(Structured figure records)

_ _ _ _ _

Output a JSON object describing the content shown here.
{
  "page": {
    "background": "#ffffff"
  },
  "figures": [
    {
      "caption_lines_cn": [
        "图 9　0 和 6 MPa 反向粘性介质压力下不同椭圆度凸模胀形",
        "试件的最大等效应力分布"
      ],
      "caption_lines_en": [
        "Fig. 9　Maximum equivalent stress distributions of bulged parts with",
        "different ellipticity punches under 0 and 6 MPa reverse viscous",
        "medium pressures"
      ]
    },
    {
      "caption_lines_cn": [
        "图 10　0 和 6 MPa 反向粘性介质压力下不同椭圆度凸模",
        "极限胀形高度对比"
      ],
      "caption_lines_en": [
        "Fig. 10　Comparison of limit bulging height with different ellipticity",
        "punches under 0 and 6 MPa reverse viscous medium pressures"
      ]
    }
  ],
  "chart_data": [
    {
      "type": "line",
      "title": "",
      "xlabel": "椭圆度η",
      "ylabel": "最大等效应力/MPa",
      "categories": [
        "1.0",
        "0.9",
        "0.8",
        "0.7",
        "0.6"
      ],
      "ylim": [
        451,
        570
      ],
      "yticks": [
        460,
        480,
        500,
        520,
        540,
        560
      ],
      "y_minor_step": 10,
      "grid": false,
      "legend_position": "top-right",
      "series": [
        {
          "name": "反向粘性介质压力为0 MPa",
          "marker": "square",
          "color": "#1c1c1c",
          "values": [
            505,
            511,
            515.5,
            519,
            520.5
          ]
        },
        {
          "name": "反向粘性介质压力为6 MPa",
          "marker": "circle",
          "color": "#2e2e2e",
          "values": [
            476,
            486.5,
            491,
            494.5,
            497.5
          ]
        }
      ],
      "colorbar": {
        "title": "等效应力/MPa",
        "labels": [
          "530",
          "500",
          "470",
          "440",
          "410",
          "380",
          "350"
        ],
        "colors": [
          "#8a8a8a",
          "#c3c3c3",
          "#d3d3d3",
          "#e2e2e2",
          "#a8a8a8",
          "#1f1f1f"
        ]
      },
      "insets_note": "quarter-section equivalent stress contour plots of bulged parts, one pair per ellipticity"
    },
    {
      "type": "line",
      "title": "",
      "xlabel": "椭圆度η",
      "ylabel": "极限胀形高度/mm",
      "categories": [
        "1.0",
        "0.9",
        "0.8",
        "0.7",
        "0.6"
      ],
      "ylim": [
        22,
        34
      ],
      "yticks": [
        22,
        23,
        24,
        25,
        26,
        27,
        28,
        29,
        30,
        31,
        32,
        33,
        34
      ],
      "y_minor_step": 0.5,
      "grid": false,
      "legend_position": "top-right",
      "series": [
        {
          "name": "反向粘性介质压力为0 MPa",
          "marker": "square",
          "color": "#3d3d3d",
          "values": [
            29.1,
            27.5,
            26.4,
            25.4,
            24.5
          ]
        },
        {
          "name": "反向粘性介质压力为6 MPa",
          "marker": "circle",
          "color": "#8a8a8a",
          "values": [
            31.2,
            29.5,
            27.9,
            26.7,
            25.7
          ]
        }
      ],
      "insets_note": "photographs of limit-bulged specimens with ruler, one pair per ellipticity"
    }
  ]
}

_ _ _ _ _

Stated exercise: Check each line in the records for the word "parts" and say how many have it, with nothing else.

Response: 2